Aim of the task:
Retype every line of the listing below without any changes.

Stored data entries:
○ ○ ○ ○ ○ ○ ○
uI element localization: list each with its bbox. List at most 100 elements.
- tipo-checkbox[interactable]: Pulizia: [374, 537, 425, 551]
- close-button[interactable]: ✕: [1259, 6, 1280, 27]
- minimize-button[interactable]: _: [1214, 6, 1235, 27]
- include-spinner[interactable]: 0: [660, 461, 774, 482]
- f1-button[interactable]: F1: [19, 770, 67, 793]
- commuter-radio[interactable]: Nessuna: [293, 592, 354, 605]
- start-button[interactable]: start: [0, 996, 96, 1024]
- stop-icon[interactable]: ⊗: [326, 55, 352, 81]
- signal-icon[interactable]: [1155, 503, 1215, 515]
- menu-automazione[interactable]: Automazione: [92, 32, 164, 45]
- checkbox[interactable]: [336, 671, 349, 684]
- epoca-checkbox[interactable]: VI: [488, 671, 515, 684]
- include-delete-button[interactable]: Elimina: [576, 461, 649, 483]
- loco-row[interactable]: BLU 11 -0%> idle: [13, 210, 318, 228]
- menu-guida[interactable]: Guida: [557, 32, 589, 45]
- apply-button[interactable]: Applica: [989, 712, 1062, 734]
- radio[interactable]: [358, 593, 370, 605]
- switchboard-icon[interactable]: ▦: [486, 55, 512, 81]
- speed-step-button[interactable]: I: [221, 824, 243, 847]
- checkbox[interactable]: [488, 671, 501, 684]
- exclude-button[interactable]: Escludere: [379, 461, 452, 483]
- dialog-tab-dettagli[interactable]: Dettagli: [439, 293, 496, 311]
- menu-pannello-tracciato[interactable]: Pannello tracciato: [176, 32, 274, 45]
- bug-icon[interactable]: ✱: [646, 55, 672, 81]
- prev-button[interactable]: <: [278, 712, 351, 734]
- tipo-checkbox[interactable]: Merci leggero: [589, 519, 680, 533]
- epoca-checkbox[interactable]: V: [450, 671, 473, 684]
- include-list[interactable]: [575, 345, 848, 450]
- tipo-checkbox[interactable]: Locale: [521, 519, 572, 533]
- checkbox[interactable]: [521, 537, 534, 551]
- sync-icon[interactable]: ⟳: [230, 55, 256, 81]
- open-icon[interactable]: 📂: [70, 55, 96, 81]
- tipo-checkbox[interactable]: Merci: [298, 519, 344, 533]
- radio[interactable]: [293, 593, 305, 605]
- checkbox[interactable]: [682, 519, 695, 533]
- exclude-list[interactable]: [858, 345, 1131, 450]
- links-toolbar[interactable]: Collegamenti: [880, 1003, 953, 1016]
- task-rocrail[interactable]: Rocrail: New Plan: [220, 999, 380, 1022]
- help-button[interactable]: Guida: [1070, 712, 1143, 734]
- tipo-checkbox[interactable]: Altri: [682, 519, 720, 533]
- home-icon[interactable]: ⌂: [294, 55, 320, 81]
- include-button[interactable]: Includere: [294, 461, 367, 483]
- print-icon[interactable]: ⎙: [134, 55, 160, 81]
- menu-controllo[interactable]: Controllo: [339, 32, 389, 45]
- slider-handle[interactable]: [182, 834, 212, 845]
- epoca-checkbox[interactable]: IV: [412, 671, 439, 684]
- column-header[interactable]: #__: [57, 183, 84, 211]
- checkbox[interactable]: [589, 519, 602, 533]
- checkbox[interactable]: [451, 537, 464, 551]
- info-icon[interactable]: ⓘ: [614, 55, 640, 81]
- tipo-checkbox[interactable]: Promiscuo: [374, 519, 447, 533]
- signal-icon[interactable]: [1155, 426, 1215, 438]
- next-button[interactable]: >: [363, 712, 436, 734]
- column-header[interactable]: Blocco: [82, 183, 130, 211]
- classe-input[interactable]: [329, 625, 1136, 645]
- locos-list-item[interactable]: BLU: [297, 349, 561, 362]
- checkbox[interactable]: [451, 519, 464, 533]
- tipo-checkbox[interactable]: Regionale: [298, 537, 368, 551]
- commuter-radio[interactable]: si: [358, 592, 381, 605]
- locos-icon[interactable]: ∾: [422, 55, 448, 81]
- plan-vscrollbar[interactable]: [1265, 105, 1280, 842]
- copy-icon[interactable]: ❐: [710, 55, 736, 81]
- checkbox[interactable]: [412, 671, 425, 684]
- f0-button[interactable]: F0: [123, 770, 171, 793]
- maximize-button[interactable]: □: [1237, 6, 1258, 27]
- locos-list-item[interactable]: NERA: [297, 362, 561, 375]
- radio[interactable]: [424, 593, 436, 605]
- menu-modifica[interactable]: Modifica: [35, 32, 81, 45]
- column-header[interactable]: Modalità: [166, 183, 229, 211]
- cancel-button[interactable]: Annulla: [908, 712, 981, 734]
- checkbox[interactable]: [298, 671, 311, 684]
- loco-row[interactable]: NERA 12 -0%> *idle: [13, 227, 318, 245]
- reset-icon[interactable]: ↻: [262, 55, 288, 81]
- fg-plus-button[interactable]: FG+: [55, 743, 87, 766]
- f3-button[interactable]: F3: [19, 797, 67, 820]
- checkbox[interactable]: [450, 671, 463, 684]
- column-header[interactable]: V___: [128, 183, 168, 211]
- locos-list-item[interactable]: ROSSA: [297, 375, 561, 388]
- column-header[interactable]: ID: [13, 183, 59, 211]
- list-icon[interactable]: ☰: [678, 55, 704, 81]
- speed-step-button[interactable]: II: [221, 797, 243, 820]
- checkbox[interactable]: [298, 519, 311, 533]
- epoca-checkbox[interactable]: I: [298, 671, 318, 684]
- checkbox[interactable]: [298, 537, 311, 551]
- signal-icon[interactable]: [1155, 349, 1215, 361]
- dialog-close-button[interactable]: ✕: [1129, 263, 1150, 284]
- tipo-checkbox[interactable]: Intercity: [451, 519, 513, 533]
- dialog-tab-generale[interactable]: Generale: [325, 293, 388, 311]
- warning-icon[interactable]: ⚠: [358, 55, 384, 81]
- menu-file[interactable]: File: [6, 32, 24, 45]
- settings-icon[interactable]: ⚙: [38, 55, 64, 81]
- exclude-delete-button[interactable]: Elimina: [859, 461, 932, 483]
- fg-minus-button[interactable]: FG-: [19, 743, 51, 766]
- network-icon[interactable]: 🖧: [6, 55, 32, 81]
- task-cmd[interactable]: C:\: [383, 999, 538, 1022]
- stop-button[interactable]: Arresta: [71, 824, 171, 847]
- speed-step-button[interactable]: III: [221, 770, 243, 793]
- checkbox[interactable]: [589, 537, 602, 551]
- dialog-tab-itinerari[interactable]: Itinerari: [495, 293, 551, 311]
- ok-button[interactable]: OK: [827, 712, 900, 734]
○ ○ ○ ○ ○ ○ ○
The answer:
uI element localization: list each with its bbox. List at most 100 elements.
- tipo-checkbox[interactable]: Pulizia: [374, 537, 425, 551]
- close-button[interactable]: ✕: [1259, 6, 1280, 27]
- minimize-button[interactable]: _: [1214, 6, 1235, 27]
- include-spinner[interactable]: 0: [660, 461, 774, 482]
- f1-button[interactable]: F1: [19, 770, 67, 793]
- commuter-radio[interactable]: Nessuna: [293, 592, 354, 605]
- start-button[interactable]: start: [0, 996, 96, 1024]
- stop-icon[interactable]: ⊗: [326, 55, 352, 81]
- signal-icon[interactable]: [1155, 503, 1215, 515]
- menu-automazione[interactable]: Automazione: [92, 32, 164, 45]
- checkbox[interactable]: [336, 671, 349, 684]
- epoca-checkbox[interactable]: VI: [488, 671, 515, 684]
- include-delete-button[interactable]: Elimina: [576, 461, 649, 483]
- loco-row[interactable]: BLU 11 -0%> idle: [13, 210, 318, 228]
- menu-guida[interactable]: Guida: [557, 32, 589, 45]
- apply-button[interactable]: Applica: [989, 712, 1062, 734]
- radio[interactable]: [358, 593, 370, 605]
- switchboard-icon[interactable]: ▦: [486, 55, 512, 81]
- speed-step-button[interactable]: I: [221, 824, 243, 847]
- checkbox[interactable]: [488, 671, 501, 684]
- exclude-button[interactable]: Escludere: [379, 461, 452, 483]
- dialog-tab-dettagli[interactable]: Dettagli: [439, 293, 496, 311]
- menu-pannello-tracciato[interactable]: Pannello tracciato: [176, 32, 274, 45]
- bug-icon[interactable]: ✱: [646, 55, 672, 81]
- prev-button[interactable]: <: [278, 712, 351, 734]
- tipo-checkbox[interactable]: Merci leggero: [589, 519, 680, 533]
- epoca-checkbox[interactable]: V: [450, 671, 473, 684]
- include-list[interactable]: [575, 345, 848, 450]
- tipo-checkbox[interactable]: Locale: [521, 519, 572, 533]
- checkbox[interactable]: [521, 537, 534, 551]
- sync-icon[interactable]: ⟳: [230, 55, 256, 81]
- open-icon[interactable]: 📂: [70, 55, 96, 81]
- tipo-checkbox[interactable]: Merci: [298, 519, 344, 533]
- radio[interactable]: [293, 593, 305, 605]
- checkbox[interactable]: [682, 519, 695, 533]
- exclude-list[interactable]: [858, 345, 1131, 450]
- links-toolbar[interactable]: Collegamenti: [880, 1003, 953, 1016]
- task-rocrail[interactable]: Rocrail: New Plan: [220, 999, 380, 1022]
- help-button[interactable]: Guida: [1070, 712, 1143, 734]
- tipo-checkbox[interactable]: Altri: [682, 519, 720, 533]
- home-icon[interactable]: ⌂: [294, 55, 320, 81]
- include-button[interactable]: Includere: [294, 461, 367, 483]
- print-icon[interactable]: ⎙: [134, 55, 160, 81]
- menu-controllo[interactable]: Controllo: [339, 32, 389, 45]
- slider-handle[interactable]: [182, 834, 212, 845]
- epoca-checkbox[interactable]: IV: [412, 671, 439, 684]
- column-header[interactable]: #__: [57, 183, 84, 211]
- checkbox[interactable]: [589, 519, 602, 533]
- checkbox[interactable]: [451, 537, 464, 551]
- info-icon[interactable]: ⓘ: [614, 55, 640, 81]
- tipo-checkbox[interactable]: Promiscuo: [374, 519, 447, 533]
- signal-icon[interactable]: [1155, 426, 1215, 438]
- next-button[interactable]: >: [363, 712, 436, 734]
- column-header[interactable]: Blocco: [82, 183, 130, 211]
- classe-input[interactable]: [329, 625, 1136, 645]
- locos-list-item[interactable]: BLU: [297, 349, 561, 362]
- checkbox[interactable]: [451, 519, 464, 533]
- tipo-checkbox[interactable]: Regionale: [298, 537, 368, 551]
- commuter-radio[interactable]: si: [358, 592, 381, 605]
- locos-icon[interactable]: ∾: [422, 55, 448, 81]
- plan-vscrollbar[interactable]: [1265, 105, 1280, 842]
- copy-icon[interactable]: ❐: [710, 55, 736, 81]
- checkbox[interactable]: [412, 671, 425, 684]
- f0-button[interactable]: F0: [123, 770, 171, 793]
- maximize-button[interactable]: □: [1237, 6, 1258, 27]
- locos-list-item[interactable]: NERA: [297, 362, 561, 375]
- radio[interactable]: [424, 593, 436, 605]
- menu-modifica[interactable]: Modifica: [35, 32, 81, 45]
- column-header[interactable]: Modalità: [166, 183, 229, 211]
- cancel-button[interactable]: Annulla: [908, 712, 981, 734]
- checkbox[interactable]: [298, 671, 311, 684]
- loco-row[interactable]: NERA 12 -0%> *idle: [13, 227, 318, 245]
- reset-icon[interactable]: ↻: [262, 55, 288, 81]
- fg-plus-button[interactable]: FG+: [55, 743, 87, 766]
- f3-button[interactable]: F3: [19, 797, 67, 820]
- checkbox[interactable]: [450, 671, 463, 684]
- column-header[interactable]: V___: [128, 183, 168, 211]
- locos-list-item[interactable]: ROSSA: [297, 375, 561, 388]
- column-header[interactable]: ID: [13, 183, 59, 211]
- list-icon[interactable]: ☰: [678, 55, 704, 81]
- speed-step-button[interactable]: II: [221, 797, 243, 820]
- checkbox[interactable]: [298, 519, 311, 533]
- epoca-checkbox[interactable]: I: [298, 671, 318, 684]
- checkbox[interactable]: [298, 537, 311, 551]
- signal-icon[interactable]: [1155, 349, 1215, 361]
- dialog-close-button[interactable]: ✕: [1129, 263, 1150, 284]
- tipo-checkbox[interactable]: Intercity: [451, 519, 513, 533]
- dialog-tab-generale[interactable]: Generale: [325, 293, 388, 311]
- warning-icon[interactable]: ⚠: [358, 55, 384, 81]
- menu-file[interactable]: File: [6, 32, 24, 45]
- settings-icon[interactable]: ⚙: [38, 55, 64, 81]
- exclude-delete-button[interactable]: Elimina: [859, 461, 932, 483]
- fg-minus-button[interactable]: FG-: [19, 743, 51, 766]
- network-icon[interactable]: 🖧: [6, 55, 32, 81]
- task-cmd[interactable]: C:\: [383, 999, 538, 1022]
- stop-button[interactable]: Arresta: [71, 824, 171, 847]
- speed-step-button[interactable]: III: [221, 770, 243, 793]
- checkbox[interactable]: [589, 537, 602, 551]
- dialog-tab-itinerari[interactable]: Itinerari: [495, 293, 551, 311]
- ok-button[interactable]: OK: [827, 712, 900, 734]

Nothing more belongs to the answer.